_Goal of the exercise:_
Copy out the entries word for word, covering the stretch from the line containing "Patent image size: (1045, 1356)." through the line containing "In FIG. 8, the lower portion 242", both ends included.

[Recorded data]
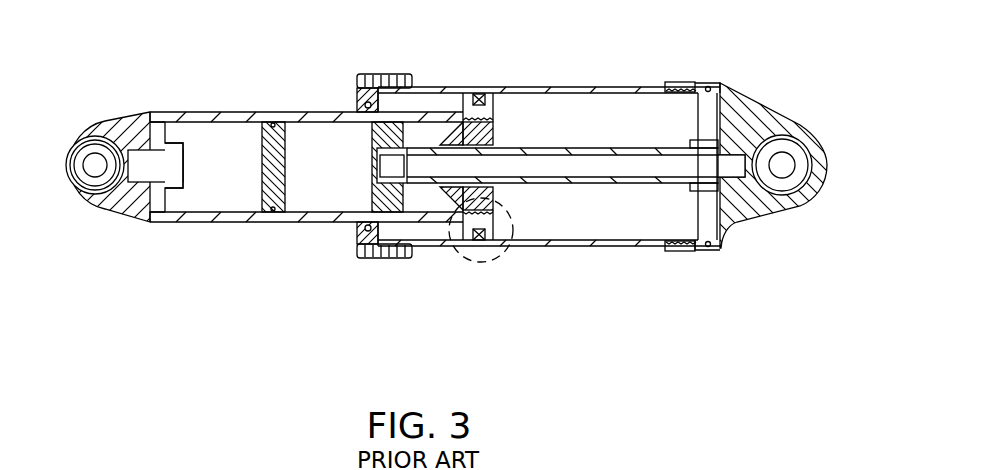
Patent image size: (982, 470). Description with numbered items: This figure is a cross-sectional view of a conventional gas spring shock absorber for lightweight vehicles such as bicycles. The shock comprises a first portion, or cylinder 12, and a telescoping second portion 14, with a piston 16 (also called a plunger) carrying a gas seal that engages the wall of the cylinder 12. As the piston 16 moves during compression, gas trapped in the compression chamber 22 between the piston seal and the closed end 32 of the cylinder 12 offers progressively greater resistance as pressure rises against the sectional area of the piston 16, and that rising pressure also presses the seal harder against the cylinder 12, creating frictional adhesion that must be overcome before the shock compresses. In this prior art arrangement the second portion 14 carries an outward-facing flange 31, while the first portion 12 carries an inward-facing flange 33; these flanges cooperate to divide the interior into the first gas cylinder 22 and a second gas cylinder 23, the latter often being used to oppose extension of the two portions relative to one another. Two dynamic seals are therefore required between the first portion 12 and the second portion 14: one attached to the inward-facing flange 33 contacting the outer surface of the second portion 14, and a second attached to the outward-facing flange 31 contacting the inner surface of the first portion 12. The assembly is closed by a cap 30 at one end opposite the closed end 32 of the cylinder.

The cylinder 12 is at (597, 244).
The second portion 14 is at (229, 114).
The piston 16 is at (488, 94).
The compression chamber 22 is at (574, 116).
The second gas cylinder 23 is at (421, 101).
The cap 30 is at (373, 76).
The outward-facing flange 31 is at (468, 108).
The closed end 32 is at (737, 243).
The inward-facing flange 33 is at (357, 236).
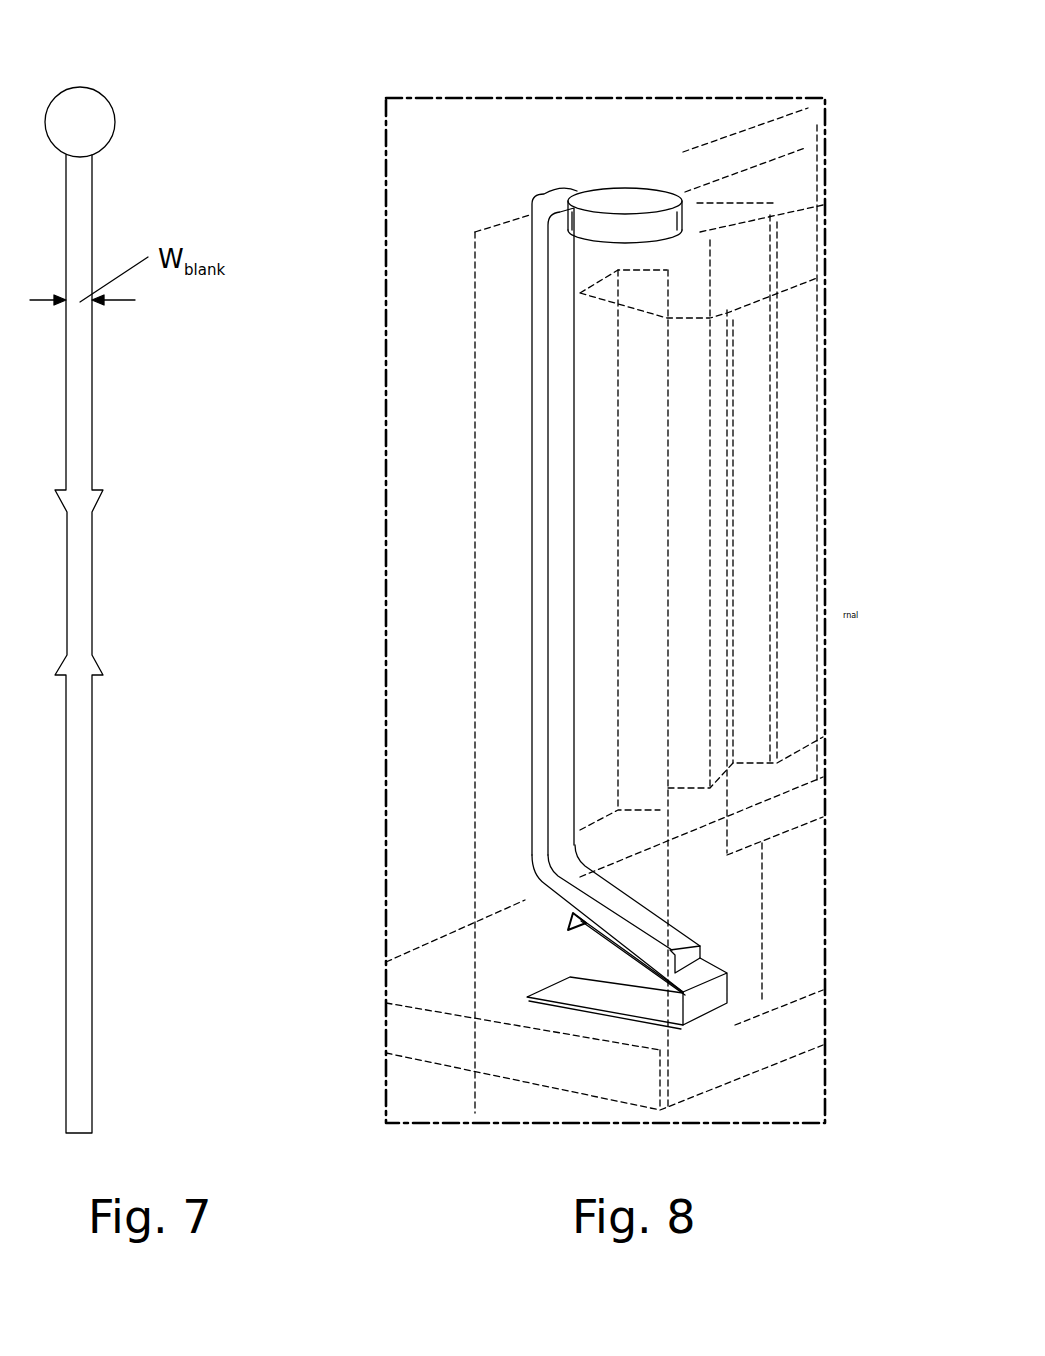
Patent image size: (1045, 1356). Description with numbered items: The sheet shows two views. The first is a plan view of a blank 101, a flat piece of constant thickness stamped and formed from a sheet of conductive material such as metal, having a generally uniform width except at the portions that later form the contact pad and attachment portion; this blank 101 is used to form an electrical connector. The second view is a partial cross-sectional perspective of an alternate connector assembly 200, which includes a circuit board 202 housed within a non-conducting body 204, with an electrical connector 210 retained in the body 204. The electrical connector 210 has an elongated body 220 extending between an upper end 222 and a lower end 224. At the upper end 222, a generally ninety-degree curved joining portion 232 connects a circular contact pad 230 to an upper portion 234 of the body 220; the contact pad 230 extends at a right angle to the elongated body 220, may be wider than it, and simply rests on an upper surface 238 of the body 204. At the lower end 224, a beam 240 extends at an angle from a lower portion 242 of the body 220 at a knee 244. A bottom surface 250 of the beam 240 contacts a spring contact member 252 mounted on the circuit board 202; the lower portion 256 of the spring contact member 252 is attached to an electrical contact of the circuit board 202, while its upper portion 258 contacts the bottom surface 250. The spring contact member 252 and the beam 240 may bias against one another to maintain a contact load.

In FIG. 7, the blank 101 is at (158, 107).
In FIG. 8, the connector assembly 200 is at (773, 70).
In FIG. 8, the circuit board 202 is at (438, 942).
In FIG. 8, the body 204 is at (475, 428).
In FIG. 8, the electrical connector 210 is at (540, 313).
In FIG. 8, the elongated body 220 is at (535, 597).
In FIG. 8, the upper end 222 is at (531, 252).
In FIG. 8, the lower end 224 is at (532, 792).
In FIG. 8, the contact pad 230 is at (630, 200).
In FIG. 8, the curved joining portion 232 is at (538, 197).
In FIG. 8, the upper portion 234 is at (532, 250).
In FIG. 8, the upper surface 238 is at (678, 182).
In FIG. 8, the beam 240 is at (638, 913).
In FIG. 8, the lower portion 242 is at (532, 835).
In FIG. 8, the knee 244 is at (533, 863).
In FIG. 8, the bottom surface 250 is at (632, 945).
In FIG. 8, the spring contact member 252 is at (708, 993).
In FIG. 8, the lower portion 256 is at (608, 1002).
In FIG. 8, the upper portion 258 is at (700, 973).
--
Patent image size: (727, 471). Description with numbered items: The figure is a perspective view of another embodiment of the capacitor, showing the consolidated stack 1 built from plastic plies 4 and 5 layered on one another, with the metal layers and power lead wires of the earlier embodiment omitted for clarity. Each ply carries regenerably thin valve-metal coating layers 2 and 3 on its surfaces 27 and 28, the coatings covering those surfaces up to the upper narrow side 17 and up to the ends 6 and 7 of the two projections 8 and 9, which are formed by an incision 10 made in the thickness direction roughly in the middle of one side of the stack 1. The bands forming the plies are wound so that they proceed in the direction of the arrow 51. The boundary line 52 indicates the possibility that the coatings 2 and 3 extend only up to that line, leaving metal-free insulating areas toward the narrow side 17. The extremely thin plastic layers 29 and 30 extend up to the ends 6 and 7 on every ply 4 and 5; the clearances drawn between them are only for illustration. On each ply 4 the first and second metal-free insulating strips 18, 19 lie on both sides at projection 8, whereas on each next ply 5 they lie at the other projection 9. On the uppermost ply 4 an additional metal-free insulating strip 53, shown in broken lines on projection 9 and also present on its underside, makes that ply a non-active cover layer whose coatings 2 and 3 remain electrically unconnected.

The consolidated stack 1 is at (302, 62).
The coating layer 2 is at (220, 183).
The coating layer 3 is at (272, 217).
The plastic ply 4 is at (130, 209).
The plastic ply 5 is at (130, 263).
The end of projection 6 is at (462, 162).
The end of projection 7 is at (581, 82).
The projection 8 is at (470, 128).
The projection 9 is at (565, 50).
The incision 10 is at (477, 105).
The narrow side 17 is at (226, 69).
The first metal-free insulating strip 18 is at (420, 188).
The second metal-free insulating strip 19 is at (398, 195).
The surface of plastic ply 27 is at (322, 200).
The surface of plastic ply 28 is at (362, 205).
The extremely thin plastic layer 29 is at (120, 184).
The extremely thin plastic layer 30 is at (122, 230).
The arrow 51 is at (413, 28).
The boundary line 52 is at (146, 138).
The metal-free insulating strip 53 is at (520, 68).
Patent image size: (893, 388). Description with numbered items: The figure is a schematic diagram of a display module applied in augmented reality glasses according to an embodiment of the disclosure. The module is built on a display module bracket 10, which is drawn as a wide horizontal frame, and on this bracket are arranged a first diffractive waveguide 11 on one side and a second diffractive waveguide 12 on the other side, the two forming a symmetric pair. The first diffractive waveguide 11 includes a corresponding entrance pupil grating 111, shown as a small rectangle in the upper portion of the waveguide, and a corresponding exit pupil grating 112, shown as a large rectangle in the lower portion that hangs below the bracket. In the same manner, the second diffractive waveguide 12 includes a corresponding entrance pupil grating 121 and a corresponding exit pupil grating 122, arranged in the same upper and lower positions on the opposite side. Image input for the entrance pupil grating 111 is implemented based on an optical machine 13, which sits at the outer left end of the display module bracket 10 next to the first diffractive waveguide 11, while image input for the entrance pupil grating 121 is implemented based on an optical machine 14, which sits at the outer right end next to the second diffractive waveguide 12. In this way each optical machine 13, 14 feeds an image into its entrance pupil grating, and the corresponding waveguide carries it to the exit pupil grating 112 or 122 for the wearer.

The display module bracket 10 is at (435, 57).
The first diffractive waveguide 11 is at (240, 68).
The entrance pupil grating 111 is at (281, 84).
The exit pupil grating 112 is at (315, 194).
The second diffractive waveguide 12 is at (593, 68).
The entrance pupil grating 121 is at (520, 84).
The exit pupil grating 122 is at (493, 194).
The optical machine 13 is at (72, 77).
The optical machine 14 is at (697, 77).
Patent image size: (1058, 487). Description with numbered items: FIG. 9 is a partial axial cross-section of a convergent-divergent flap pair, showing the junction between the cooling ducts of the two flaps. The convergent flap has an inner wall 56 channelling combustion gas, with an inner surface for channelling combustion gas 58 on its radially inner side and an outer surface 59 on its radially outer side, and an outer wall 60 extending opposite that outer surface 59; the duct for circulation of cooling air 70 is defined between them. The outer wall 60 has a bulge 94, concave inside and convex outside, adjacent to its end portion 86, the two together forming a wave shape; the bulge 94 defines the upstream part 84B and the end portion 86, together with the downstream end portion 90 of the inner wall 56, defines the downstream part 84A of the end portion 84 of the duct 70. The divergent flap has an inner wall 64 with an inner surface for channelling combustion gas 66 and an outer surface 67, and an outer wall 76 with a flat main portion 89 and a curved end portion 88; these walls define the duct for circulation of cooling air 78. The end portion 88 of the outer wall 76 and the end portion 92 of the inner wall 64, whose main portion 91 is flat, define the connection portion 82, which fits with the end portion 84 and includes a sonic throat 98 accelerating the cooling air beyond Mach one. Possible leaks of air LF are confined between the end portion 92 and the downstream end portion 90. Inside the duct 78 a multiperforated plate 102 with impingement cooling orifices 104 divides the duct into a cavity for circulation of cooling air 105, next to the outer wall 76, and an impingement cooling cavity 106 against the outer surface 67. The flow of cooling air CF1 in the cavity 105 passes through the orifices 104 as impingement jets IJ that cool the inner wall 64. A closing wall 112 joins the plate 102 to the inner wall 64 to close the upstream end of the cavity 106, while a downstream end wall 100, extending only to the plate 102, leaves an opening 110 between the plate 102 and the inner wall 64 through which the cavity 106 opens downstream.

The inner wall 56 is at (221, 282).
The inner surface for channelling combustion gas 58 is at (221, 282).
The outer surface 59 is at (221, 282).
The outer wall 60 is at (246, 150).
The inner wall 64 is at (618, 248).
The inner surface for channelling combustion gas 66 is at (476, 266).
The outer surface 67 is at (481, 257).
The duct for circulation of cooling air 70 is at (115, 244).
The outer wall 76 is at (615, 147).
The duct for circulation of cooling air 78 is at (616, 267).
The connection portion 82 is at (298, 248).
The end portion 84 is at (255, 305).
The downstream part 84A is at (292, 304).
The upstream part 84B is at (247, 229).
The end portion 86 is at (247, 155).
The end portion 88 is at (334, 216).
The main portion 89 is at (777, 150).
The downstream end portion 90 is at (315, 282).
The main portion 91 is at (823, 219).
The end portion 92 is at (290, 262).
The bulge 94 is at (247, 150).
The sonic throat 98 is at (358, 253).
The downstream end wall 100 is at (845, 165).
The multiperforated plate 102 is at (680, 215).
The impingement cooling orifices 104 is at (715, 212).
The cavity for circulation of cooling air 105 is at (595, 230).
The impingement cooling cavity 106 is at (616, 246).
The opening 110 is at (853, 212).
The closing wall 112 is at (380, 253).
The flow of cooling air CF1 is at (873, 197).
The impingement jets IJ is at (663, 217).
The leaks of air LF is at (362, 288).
--
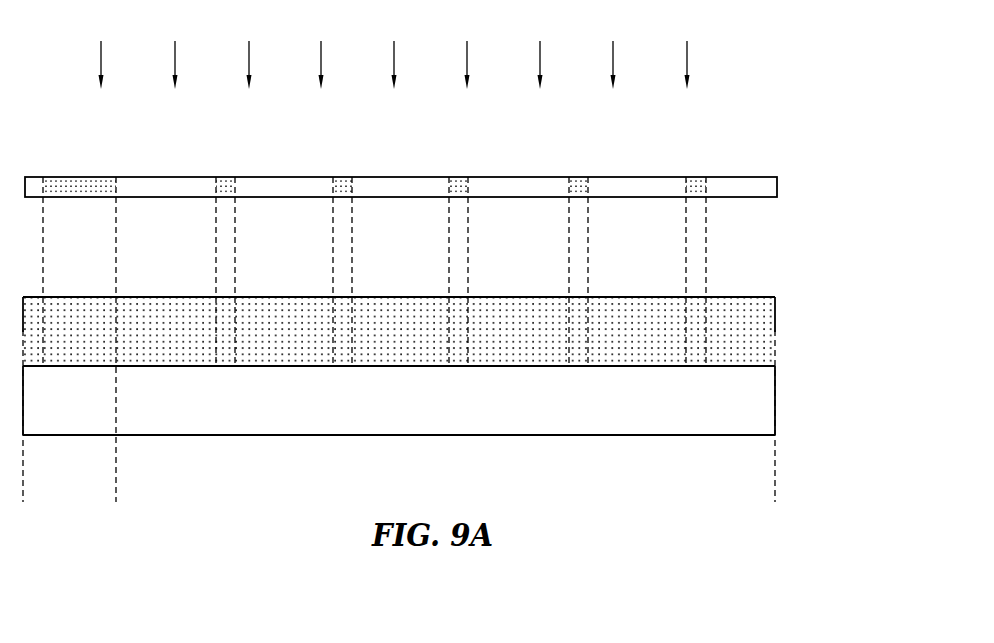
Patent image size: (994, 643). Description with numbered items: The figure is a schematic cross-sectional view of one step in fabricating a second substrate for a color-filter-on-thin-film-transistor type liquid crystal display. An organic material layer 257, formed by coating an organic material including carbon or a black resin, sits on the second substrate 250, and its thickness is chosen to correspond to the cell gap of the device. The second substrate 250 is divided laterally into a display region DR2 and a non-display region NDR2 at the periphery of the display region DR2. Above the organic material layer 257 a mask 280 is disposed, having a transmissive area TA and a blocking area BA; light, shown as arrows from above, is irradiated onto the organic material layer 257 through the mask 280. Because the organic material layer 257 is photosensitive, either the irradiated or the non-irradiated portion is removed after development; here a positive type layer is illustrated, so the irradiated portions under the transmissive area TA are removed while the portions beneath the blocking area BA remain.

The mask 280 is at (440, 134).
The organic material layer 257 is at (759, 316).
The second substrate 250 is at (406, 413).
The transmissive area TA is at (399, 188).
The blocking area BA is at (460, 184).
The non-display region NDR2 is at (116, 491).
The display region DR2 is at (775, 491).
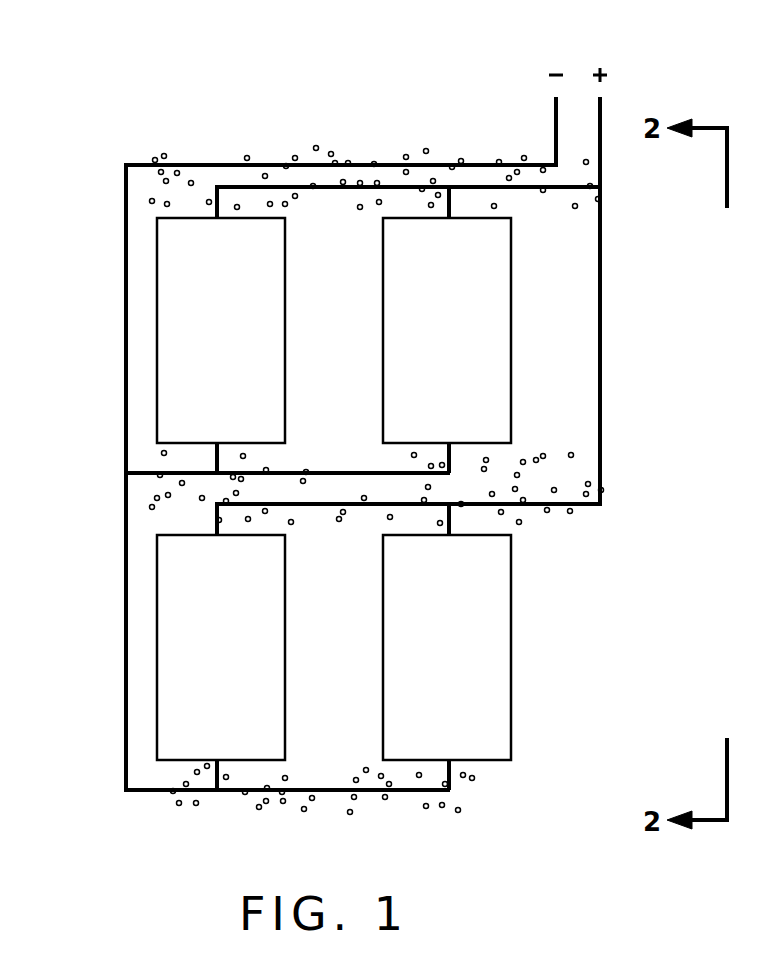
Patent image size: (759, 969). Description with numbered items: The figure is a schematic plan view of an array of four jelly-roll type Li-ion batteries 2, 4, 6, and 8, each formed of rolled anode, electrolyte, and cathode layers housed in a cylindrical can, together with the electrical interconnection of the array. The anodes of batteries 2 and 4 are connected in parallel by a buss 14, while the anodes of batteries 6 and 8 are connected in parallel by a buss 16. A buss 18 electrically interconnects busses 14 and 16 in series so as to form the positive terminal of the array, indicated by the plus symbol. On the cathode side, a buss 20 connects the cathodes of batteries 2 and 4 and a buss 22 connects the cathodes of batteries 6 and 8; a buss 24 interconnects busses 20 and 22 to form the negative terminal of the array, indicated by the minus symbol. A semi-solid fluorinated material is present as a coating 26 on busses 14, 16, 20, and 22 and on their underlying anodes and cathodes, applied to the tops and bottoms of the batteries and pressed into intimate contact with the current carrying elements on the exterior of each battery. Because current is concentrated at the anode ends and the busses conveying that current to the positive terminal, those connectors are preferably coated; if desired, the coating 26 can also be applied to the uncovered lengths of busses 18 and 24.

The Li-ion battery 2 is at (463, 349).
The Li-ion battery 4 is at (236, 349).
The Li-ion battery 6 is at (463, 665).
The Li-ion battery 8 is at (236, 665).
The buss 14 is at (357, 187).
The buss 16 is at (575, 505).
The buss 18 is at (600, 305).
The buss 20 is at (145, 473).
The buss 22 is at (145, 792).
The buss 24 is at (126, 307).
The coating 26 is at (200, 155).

_Exercise solution:_
Patent image size: (1045, 1356). Description with numbered items: The sheet shows two views. The first is a plan view of a blank 101, a flat piece of constant thickness stamped and formed from a sheet of conductive material such as metal, having a generally uniform width except at the portions that later form the contact pad and attachment portion; this blank 101 is used to form an electrical connector. The second view is a partial cross-sectional perspective of an alternate connector assembly 200, which includes a circuit board 202 housed within a non-conducting body 204, with an electrical connector 210 retained in the body 204. The electrical connector 210 has an elongated body 220 extending between an upper end 222 and a lower end 224. At the upper end 222, a generally ninety-degree curved joining portion 232 connects a circular contact pad 230 to an upper portion 234 of the body 220; the contact pad 230 extends at a right angle to the elongated body 220, may be wider than it, and simply rests on an upper surface 238 of the body 204. At the lower end 224, a beam 240 extends at an angle from a lower portion 242 of the body 220 at a knee 244. A bottom surface 250 of the beam 240 contacts a spring contact member 252 mounted on the circuit board 202; the lower portion 256 of the spring contact member 252 is attached to an electrical contact of the circuit board 202, while its upper portion 258 contacts the bottom surface 250. The spring contact member 252 and the beam 240 may bias against one another to maintain a contact load.

In FIG. 7, the blank 101 is at (158, 107).
In FIG. 8, the connector assembly 200 is at (773, 70).
In FIG. 8, the circuit board 202 is at (438, 942).
In FIG. 8, the body 204 is at (475, 428).
In FIG. 8, the electrical connector 210 is at (540, 313).
In FIG. 8, the elongated body 220 is at (535, 597).
In FIG. 8, the upper end 222 is at (531, 252).
In FIG. 8, the lower end 224 is at (532, 792).
In FIG. 8, the contact pad 230 is at (630, 200).
In FIG. 8, the curved joining portion 232 is at (538, 197).
In FIG. 8, the upper portion 234 is at (532, 250).
In FIG. 8, the upper surface 238 is at (678, 182).
In FIG. 8, the beam 240 is at (638, 913).
In FIG. 8, the lower portion 242 is at (532, 835).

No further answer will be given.